_Task details_. Gather from the listing below each line that includes the word "outlook", and copy it.

_Task input_.
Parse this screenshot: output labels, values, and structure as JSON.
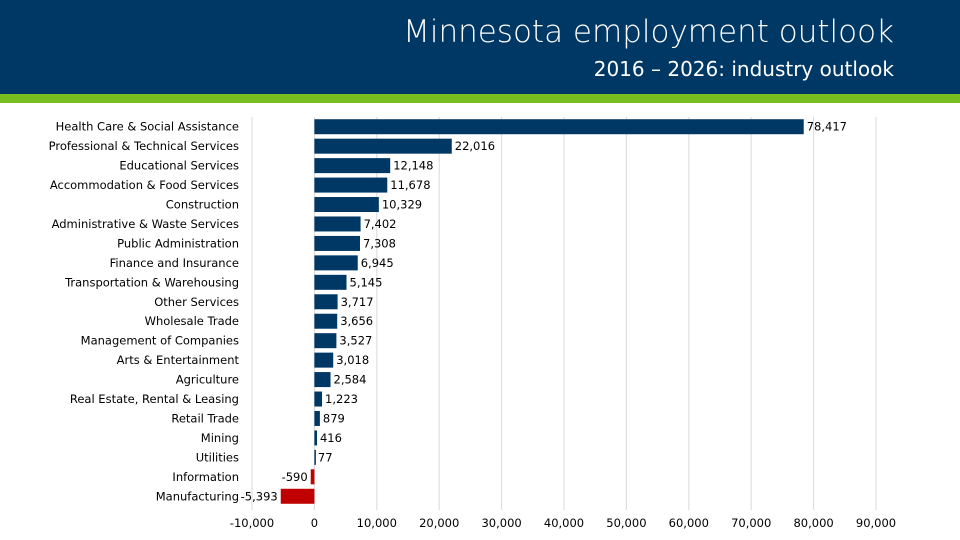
{
  "header": {
    "title": "Minnesota employment outlook",
    "subtitle": "2016 – 2026: industry outlook"
  },
  "colors": {
    "header_bg": "#003865",
    "accent_green": "#78be20",
    "bar_positive": "#003865",
    "bar_negative": "#c00000",
    "grid": "#d9d9d9"
  },
  "chart_data": {
    "type": "bar",
    "orientation": "horizontal",
    "title": "Minnesota employment outlook",
    "subtitle": "2016 – 2026: industry outlook",
    "xlabel": "",
    "ylabel": "",
    "xlim": [
      -10000,
      90000
    ],
    "xticks": [
      -10000,
      0,
      10000,
      20000,
      30000,
      40000,
      50000,
      60000,
      70000,
      80000,
      90000
    ],
    "xtick_labels": [
      "-10,000",
      "0",
      "10,000",
      "20,000",
      "30,000",
      "40,000",
      "50,000",
      "60,000",
      "70,000",
      "80,000",
      "90,000"
    ],
    "grid": true,
    "categories": [
      "Health Care & Social Assistance",
      "Professional & Technical Services",
      "Educational Services",
      "Accommodation & Food Services",
      "Construction",
      "Administrative & Waste Services",
      "Public Administration",
      "Finance and Insurance",
      "Transportation & Warehousing",
      "Other Services",
      "Wholesale Trade",
      "Management of Companies",
      "Arts & Entertainment",
      "Agriculture",
      "Real Estate, Rental & Leasing",
      "Retail Trade",
      "Mining",
      "Utilities",
      "Information",
      "Manufacturing"
    ],
    "values": [
      78417,
      22016,
      12148,
      11678,
      10329,
      7402,
      7308,
      6945,
      5145,
      3717,
      3656,
      3527,
      3018,
      2584,
      1223,
      879,
      416,
      77,
      -590,
      -5393
    ],
    "value_labels": [
      "78,417",
      "22,016",
      "12,148",
      "11,678",
      "10,329",
      "7,402",
      "7,308",
      "6,945",
      "5,145",
      "3,717",
      "3,656",
      "3,527",
      "3,018",
      "2,584",
      "1,223",
      "879",
      "416",
      "77",
      "-590",
      "-5,393"
    ]
  }
}
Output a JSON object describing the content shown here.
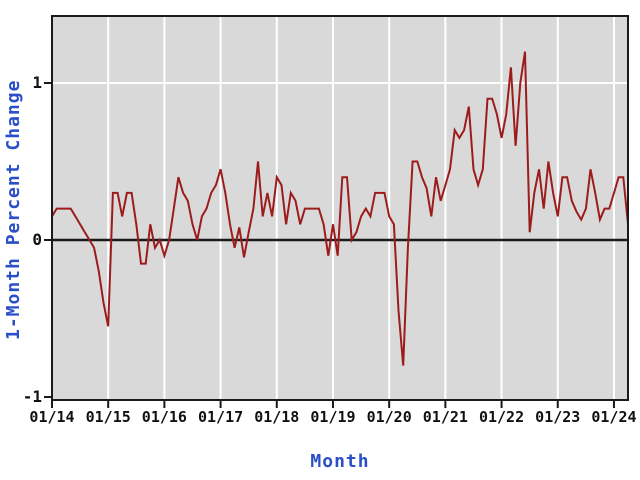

_The solution_.
    "title": "Minnesota employment outlook",
    "subtitle": "2016 – 2026: industry outlook"
    "title": "Minnesota employment outlook",
    "subtitle": "2016 – 2026: industry outlook",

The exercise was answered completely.